■ **Goal of the exercise**
Check each line of the listing, and copy it if it contains the word "Linwood".

■ **Record list**
--- BEGIN ---

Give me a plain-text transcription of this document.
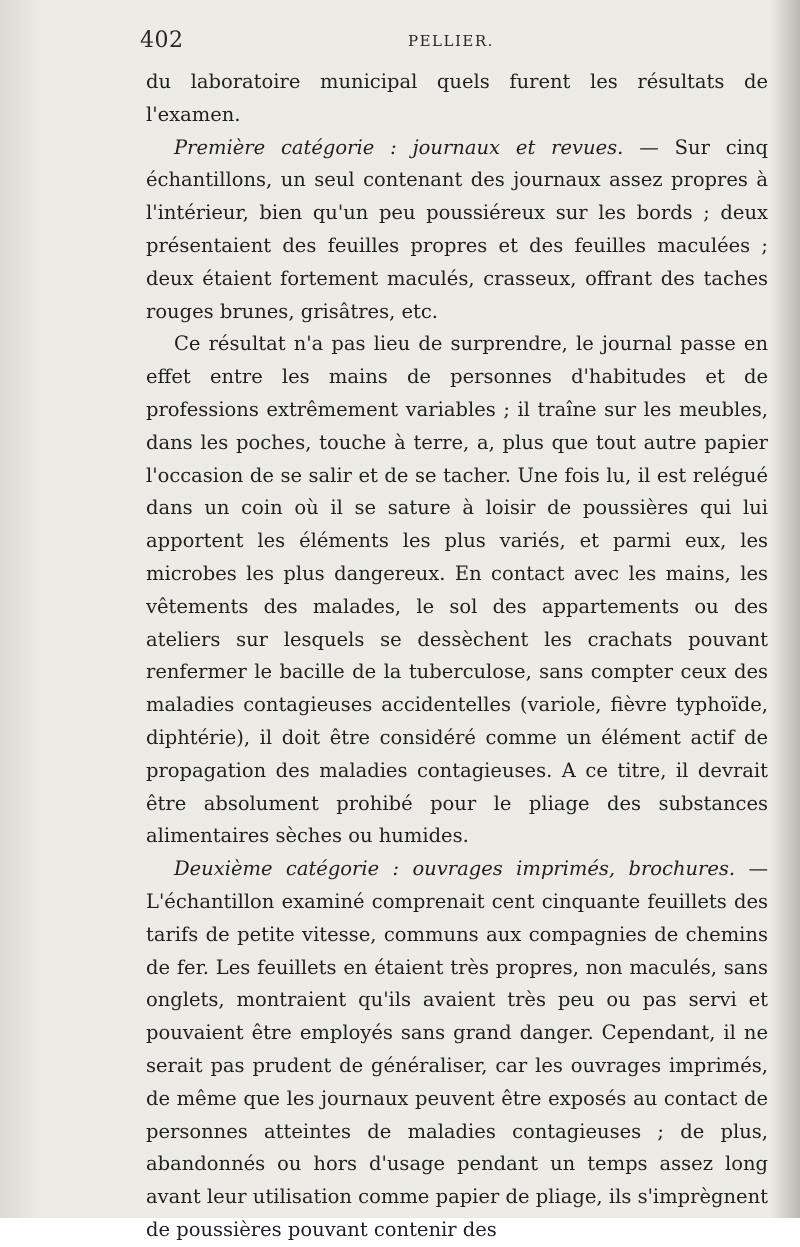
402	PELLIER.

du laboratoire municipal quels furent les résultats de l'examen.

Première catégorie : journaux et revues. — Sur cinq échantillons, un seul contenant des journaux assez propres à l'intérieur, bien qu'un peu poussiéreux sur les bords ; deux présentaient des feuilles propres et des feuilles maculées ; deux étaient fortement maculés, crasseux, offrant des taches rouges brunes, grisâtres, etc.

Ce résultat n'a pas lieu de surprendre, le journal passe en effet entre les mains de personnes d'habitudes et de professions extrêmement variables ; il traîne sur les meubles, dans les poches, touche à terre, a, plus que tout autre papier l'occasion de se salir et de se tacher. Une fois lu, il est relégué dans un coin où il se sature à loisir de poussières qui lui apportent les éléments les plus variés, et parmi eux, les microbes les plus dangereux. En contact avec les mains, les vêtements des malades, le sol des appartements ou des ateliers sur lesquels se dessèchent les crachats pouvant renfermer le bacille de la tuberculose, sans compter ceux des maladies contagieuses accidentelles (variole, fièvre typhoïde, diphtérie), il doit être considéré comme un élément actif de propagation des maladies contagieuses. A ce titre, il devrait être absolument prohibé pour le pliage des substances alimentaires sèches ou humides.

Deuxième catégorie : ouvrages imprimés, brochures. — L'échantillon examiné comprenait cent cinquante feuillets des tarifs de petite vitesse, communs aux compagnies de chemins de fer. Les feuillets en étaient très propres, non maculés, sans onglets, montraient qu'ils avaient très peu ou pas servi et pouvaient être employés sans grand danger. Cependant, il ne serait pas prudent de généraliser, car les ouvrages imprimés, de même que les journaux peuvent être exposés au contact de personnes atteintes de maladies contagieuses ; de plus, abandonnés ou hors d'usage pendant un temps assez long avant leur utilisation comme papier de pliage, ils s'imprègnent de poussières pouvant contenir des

--- END ---
--- BEGIN ---

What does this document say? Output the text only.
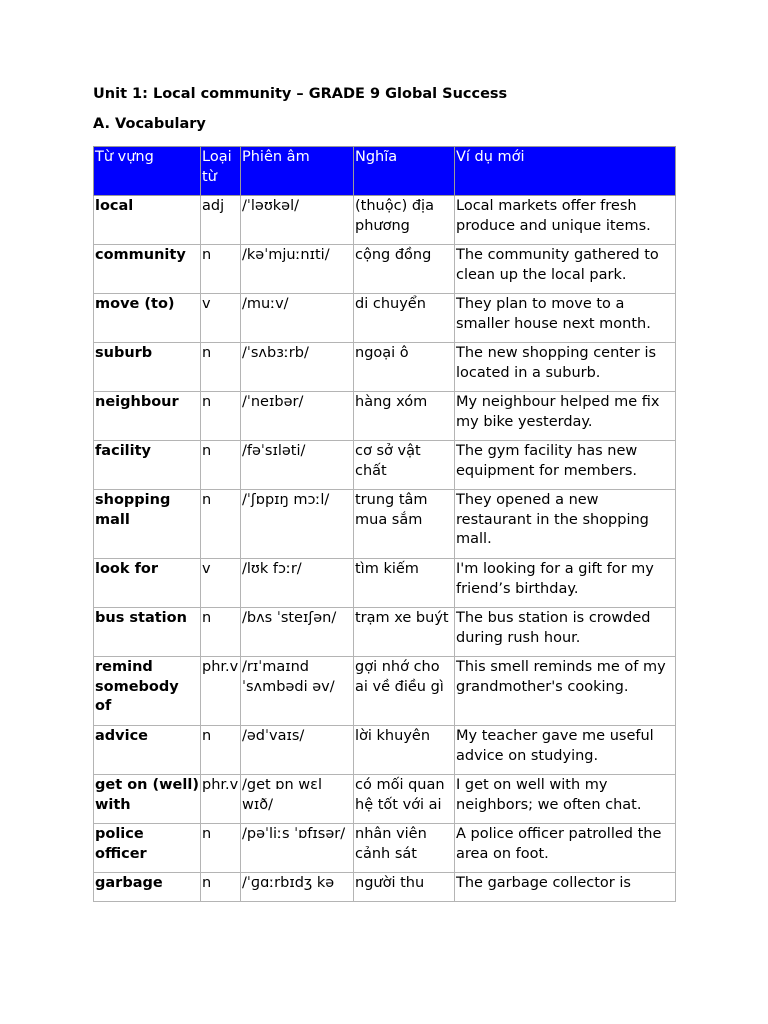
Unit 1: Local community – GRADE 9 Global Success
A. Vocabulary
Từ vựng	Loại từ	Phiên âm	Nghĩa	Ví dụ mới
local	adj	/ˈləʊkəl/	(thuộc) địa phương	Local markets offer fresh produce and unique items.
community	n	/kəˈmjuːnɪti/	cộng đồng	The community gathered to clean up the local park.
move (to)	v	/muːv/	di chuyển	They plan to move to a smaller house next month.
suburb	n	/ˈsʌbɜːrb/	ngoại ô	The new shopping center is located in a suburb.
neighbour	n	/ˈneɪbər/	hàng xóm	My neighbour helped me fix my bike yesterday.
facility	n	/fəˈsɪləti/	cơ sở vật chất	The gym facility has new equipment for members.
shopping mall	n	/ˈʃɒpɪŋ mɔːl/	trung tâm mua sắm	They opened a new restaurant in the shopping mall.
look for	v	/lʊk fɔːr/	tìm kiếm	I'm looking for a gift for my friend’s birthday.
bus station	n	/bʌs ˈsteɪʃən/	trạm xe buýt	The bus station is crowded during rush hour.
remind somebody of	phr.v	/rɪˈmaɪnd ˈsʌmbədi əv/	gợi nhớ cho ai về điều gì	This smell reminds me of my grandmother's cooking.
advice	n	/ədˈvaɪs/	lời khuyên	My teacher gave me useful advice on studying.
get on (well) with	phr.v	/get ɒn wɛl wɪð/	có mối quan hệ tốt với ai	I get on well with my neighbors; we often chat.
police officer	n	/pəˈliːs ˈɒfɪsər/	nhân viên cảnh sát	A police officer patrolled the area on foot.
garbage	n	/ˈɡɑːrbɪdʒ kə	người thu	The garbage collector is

--- END ---
--- BEGIN ---

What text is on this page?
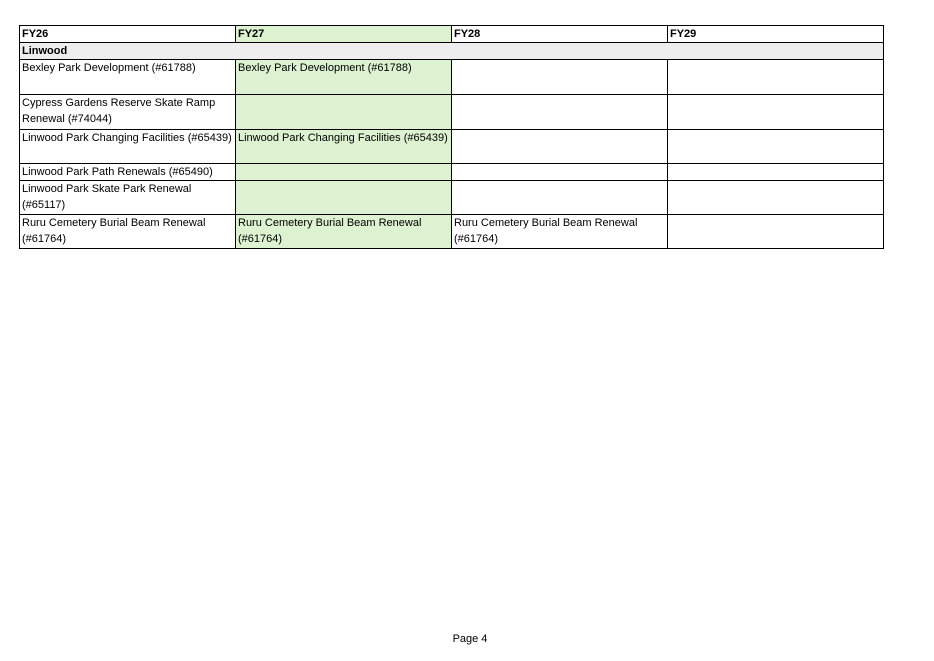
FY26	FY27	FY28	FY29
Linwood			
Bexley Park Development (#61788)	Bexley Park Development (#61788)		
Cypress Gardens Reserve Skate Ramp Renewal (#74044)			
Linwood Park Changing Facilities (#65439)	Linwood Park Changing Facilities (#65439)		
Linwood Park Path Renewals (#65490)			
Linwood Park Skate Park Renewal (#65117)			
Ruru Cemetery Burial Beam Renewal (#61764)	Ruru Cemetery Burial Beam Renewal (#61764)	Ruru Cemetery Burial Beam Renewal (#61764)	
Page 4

--- END ---

■ **Worked solution**
Linwood			
Linwood Park Changing Facilities (#65439)	Linwood Park Changing Facilities (#65439)		
Linwood Park Path Renewals (#65490)			
Linwood Park Skate Park Renewal (#65117)			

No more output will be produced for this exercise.